▽

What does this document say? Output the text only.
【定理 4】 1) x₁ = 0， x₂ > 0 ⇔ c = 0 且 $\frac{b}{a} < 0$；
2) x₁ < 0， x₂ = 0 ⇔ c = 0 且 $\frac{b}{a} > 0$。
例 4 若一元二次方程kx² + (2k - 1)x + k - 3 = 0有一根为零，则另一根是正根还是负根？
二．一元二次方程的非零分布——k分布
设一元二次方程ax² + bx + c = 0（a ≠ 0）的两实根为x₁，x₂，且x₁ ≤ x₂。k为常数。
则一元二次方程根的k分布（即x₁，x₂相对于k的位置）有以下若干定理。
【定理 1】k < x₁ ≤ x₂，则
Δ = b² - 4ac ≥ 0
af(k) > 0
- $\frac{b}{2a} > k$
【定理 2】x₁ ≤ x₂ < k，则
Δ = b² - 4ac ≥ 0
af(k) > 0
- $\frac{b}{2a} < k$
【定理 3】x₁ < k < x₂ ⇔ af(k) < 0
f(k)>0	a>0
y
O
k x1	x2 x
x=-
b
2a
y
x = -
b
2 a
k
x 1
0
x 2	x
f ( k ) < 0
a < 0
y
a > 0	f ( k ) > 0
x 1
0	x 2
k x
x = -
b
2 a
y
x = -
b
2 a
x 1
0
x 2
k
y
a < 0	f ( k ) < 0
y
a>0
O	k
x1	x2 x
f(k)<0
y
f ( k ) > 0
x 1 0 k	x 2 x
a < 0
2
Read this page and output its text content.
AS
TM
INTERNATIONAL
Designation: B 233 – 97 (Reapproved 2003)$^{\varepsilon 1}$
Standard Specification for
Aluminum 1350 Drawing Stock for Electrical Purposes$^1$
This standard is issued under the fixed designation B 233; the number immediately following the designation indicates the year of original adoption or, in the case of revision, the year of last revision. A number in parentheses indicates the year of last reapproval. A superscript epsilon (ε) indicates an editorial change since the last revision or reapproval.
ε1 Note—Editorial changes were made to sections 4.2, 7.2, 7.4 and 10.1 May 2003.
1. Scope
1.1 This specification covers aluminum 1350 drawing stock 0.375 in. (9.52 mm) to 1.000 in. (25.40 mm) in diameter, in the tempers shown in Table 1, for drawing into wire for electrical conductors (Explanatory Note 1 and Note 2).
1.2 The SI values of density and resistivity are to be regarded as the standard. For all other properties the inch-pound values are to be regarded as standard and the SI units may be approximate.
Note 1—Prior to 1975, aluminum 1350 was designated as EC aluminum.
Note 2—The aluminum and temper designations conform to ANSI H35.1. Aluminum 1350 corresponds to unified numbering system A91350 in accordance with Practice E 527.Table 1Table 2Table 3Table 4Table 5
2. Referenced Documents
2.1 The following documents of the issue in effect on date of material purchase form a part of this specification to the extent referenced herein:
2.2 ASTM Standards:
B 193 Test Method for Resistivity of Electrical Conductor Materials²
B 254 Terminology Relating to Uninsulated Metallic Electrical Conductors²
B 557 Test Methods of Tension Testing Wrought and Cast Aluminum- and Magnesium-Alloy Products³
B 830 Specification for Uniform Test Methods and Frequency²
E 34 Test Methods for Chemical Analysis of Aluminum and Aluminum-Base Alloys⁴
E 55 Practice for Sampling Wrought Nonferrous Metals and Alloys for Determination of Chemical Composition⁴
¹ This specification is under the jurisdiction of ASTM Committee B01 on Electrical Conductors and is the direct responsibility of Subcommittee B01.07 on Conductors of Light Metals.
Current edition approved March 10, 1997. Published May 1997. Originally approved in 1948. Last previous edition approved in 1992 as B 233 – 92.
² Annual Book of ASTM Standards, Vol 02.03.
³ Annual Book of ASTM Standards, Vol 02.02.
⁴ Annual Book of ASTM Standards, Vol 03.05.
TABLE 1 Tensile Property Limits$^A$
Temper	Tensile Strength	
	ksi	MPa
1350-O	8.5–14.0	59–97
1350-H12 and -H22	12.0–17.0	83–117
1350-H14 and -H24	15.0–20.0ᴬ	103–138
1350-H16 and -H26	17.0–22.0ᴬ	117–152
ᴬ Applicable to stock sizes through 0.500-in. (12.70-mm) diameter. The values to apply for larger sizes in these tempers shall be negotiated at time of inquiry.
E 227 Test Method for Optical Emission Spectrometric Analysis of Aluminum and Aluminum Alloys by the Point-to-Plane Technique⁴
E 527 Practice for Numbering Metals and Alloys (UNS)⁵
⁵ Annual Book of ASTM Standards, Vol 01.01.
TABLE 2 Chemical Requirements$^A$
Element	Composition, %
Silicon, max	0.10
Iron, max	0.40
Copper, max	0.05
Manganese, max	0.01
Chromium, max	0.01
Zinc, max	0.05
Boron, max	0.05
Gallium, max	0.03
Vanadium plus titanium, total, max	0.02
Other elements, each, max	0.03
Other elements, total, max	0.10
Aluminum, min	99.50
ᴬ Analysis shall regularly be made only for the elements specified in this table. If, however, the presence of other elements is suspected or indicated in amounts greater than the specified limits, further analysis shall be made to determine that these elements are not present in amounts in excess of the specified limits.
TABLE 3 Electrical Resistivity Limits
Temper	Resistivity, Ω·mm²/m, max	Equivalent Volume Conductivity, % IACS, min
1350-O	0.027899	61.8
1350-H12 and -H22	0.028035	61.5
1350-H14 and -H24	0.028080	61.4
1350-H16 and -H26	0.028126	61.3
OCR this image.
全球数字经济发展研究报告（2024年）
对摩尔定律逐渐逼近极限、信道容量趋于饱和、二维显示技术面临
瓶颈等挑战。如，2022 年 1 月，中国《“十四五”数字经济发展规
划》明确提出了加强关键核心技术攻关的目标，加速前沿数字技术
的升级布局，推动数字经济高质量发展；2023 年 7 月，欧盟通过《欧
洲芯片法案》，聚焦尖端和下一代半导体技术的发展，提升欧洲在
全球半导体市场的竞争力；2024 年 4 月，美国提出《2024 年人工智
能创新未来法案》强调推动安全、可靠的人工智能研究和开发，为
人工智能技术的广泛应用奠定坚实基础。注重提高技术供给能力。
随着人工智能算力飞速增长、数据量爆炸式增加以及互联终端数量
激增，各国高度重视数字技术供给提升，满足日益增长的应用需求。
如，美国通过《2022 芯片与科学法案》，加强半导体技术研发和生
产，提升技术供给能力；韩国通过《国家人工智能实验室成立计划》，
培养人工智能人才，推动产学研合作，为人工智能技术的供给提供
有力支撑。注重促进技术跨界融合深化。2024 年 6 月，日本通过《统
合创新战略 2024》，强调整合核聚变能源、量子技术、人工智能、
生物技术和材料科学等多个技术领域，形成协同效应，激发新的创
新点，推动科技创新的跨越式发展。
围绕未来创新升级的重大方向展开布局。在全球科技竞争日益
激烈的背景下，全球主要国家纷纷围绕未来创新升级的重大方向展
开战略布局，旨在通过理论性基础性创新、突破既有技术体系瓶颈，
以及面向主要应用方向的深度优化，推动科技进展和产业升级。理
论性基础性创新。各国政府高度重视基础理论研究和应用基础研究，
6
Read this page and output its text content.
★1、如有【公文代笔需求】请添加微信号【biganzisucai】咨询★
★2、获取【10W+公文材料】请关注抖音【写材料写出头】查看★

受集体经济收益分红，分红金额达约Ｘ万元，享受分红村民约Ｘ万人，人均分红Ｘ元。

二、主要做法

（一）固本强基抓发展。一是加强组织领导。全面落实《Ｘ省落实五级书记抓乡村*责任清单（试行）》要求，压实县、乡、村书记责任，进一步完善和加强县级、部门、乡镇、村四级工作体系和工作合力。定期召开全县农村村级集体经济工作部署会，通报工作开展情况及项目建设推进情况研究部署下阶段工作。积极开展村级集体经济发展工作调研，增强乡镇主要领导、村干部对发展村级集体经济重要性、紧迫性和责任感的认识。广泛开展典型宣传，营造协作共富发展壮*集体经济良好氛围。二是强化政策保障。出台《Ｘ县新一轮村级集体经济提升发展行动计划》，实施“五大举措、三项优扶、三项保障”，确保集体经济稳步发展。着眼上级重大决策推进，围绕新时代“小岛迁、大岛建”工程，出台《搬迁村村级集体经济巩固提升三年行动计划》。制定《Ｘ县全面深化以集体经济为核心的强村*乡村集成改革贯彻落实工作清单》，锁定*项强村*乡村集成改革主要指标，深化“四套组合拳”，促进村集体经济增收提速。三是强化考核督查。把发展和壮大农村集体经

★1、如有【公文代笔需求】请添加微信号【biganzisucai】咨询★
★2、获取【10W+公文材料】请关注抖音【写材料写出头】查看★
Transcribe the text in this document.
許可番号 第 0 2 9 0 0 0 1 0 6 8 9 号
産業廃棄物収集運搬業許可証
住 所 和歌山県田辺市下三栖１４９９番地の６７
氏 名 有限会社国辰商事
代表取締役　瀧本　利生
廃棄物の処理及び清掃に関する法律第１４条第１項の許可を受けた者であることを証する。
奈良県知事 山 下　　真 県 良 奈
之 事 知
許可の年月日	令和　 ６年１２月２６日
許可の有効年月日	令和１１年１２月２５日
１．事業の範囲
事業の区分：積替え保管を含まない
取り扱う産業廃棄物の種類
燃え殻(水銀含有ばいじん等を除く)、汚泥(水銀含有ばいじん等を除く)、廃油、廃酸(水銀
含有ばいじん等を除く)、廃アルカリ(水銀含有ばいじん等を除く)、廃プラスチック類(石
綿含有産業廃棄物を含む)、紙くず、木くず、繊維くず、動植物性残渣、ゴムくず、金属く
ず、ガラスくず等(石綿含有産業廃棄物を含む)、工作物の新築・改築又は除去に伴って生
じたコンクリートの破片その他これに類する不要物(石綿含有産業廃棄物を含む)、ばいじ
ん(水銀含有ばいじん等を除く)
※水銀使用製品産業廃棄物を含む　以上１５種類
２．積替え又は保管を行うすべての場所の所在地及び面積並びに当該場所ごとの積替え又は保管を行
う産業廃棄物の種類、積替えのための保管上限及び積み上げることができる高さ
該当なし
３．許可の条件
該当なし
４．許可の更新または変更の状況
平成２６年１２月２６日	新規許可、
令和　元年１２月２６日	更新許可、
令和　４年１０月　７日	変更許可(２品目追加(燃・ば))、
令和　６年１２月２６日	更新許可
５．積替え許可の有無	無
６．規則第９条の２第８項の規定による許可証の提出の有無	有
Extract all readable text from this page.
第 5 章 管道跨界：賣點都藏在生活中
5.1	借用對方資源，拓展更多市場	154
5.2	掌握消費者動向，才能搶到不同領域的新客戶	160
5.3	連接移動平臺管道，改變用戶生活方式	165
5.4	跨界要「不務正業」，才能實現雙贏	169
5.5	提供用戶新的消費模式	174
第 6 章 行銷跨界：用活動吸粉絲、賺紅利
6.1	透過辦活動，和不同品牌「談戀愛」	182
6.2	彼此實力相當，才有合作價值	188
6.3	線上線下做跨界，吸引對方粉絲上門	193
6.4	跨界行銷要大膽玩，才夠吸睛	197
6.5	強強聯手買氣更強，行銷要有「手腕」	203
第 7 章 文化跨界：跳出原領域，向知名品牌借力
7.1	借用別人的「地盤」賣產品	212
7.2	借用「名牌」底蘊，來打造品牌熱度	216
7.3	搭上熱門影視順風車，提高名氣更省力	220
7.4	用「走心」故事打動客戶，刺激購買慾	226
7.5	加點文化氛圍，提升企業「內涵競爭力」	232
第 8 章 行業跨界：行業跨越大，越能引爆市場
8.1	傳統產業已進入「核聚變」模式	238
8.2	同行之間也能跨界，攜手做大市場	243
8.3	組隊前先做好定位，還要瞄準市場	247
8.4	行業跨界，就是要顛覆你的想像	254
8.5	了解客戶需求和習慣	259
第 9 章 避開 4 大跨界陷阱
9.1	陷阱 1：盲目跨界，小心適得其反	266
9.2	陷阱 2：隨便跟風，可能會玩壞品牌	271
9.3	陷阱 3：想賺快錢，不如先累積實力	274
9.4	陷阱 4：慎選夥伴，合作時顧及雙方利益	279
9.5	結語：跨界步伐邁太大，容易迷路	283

△

_WRITTEN PROBLEM:_
Provide only the number of lines in the records containing the string "elements".

_RIGHT ANSWER:_
3